[Written request] Scan the material below for lines with the word "Carrier" and report how many there are, with nothing added.

Collected data entries
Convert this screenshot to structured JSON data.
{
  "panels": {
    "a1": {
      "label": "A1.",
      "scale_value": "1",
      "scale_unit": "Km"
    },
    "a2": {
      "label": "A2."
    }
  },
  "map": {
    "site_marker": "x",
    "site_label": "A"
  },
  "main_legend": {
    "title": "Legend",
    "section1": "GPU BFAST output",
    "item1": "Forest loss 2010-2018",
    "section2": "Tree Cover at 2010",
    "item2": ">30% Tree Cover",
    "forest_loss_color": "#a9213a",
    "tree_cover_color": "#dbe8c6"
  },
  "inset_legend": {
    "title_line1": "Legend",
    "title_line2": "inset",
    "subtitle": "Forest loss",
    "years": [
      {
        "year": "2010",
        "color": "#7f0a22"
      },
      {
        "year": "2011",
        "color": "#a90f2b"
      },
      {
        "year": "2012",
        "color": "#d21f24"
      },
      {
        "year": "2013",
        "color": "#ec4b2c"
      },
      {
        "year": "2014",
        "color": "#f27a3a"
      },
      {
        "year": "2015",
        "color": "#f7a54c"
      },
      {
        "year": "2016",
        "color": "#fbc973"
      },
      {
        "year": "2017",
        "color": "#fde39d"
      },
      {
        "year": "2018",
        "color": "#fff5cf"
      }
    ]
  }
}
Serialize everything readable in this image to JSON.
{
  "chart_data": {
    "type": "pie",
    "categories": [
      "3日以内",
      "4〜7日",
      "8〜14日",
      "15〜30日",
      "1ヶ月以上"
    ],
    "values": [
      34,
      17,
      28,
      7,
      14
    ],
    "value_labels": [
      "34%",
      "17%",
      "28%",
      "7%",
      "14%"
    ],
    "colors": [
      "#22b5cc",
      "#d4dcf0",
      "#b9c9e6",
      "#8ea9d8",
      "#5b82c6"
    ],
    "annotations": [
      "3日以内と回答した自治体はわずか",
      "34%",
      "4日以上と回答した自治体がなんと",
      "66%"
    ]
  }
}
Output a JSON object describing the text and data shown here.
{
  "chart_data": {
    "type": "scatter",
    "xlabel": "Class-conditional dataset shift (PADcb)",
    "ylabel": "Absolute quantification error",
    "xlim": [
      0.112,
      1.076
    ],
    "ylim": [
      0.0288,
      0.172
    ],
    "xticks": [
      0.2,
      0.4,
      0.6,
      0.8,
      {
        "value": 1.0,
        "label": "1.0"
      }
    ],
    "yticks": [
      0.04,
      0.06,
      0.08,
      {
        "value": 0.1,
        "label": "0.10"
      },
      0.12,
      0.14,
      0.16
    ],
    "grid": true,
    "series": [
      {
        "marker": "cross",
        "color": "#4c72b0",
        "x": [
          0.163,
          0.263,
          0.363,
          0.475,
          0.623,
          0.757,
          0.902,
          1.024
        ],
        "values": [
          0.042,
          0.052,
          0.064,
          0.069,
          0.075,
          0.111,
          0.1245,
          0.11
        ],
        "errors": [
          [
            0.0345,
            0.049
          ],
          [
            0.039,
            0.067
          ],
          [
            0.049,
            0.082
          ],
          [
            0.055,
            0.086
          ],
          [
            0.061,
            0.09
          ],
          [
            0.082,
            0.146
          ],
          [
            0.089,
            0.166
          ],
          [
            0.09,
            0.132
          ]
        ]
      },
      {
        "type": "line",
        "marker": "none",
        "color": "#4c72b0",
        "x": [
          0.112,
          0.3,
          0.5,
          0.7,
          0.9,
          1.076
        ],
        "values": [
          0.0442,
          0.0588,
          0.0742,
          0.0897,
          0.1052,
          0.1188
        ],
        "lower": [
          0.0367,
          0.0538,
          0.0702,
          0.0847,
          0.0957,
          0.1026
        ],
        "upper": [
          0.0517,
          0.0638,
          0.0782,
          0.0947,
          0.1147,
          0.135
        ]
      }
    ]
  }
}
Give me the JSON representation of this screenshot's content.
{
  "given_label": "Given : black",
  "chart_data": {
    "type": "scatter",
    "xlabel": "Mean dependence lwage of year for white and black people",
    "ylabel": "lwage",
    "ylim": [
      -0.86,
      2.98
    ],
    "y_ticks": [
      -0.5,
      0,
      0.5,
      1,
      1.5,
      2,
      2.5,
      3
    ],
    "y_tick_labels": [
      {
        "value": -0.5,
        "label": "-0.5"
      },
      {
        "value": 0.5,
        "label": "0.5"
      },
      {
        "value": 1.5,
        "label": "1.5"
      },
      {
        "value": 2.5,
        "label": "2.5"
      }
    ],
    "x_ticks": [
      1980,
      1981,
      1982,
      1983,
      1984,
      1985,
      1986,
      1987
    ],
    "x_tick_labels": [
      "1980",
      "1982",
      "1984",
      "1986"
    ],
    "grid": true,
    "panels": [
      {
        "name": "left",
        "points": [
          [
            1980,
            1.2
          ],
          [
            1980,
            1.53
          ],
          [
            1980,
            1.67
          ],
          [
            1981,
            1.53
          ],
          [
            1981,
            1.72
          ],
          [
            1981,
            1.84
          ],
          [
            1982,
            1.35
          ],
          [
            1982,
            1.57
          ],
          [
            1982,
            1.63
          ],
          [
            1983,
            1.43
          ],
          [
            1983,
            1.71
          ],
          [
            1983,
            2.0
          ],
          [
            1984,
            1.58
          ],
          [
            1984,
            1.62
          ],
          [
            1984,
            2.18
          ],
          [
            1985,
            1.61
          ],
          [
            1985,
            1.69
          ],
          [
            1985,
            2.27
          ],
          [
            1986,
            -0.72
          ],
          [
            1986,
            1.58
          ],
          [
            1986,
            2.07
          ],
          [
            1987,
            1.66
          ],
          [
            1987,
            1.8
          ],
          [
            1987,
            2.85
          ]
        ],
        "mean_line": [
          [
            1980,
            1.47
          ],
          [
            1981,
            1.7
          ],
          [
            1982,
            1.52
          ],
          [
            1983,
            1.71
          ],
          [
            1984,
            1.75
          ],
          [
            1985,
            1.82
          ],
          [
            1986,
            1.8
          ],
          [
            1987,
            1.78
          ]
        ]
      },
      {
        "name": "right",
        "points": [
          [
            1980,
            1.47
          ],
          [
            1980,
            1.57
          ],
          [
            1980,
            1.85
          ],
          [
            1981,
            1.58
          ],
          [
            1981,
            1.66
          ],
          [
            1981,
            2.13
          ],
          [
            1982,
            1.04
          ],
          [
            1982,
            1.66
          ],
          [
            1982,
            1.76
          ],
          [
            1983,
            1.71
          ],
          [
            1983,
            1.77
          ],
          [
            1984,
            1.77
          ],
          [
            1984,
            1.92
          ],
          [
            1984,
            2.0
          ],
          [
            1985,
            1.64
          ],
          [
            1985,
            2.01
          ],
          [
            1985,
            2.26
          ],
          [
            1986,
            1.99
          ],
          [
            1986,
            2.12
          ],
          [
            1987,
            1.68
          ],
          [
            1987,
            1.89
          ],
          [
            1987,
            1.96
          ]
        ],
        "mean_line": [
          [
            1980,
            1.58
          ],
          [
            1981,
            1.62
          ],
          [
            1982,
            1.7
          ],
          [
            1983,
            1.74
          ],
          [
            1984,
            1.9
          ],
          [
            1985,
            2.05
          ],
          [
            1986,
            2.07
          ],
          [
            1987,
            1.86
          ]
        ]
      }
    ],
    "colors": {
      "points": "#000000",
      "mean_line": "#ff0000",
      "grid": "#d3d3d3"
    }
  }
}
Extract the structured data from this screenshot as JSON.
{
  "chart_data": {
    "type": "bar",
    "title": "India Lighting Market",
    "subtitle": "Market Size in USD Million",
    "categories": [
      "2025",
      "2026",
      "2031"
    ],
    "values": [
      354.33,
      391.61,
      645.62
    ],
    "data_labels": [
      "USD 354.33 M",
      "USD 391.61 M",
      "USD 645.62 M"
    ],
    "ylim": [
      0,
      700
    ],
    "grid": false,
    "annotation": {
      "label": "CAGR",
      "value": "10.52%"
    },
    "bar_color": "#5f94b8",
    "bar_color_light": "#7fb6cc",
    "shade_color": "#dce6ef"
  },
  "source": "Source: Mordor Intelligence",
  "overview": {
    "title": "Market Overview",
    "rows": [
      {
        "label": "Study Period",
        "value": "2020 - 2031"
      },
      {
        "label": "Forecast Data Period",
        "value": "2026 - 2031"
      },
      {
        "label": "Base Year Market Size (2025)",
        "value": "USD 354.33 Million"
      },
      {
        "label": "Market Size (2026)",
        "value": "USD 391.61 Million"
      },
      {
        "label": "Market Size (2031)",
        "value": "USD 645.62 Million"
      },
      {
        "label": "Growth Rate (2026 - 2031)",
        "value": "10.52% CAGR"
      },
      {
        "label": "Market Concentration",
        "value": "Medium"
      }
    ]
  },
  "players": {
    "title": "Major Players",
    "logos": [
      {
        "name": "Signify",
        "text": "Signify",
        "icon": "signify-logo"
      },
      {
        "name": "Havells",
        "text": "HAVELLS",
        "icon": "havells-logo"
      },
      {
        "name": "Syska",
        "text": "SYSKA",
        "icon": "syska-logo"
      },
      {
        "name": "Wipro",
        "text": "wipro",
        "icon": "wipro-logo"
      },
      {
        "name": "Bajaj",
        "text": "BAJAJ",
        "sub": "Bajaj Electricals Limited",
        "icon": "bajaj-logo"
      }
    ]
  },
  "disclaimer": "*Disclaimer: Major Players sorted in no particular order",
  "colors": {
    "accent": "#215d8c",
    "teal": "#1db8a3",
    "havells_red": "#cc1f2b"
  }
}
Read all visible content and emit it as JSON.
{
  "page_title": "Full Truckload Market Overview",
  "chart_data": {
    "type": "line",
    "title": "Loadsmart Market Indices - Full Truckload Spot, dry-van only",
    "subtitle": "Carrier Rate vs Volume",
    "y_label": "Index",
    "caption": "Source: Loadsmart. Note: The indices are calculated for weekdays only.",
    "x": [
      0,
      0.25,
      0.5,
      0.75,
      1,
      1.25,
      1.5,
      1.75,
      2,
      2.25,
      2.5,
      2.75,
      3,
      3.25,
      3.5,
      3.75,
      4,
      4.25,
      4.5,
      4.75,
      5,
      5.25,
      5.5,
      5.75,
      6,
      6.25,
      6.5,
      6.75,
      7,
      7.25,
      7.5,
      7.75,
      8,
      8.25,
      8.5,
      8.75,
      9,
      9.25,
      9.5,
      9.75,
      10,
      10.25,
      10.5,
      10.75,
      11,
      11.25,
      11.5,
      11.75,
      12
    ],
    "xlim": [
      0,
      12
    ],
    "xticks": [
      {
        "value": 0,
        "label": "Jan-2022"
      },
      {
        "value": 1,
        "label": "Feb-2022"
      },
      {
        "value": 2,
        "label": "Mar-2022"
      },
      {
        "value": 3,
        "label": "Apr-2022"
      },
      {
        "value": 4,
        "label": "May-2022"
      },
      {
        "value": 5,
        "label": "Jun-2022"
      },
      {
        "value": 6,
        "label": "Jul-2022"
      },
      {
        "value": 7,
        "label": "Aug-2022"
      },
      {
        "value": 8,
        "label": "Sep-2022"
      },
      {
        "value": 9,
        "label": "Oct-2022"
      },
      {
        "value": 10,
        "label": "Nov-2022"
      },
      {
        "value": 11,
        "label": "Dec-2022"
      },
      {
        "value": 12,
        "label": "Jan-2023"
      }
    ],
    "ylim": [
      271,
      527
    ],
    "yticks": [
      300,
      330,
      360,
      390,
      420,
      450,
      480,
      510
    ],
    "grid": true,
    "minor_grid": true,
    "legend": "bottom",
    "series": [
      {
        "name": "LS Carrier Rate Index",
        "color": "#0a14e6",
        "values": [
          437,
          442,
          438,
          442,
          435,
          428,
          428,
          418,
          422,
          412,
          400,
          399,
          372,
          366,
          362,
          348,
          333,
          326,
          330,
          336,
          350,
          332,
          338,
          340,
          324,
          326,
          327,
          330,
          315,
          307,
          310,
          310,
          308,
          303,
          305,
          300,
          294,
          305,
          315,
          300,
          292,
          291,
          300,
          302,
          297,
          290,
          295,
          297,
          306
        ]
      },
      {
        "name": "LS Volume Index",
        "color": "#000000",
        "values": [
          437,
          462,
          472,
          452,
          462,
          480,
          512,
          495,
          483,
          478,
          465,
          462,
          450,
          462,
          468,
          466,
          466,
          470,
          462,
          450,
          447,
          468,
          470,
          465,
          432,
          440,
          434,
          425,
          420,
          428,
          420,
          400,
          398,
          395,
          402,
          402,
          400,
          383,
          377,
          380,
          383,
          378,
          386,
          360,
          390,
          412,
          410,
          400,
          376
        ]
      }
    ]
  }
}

[Result for this task] 2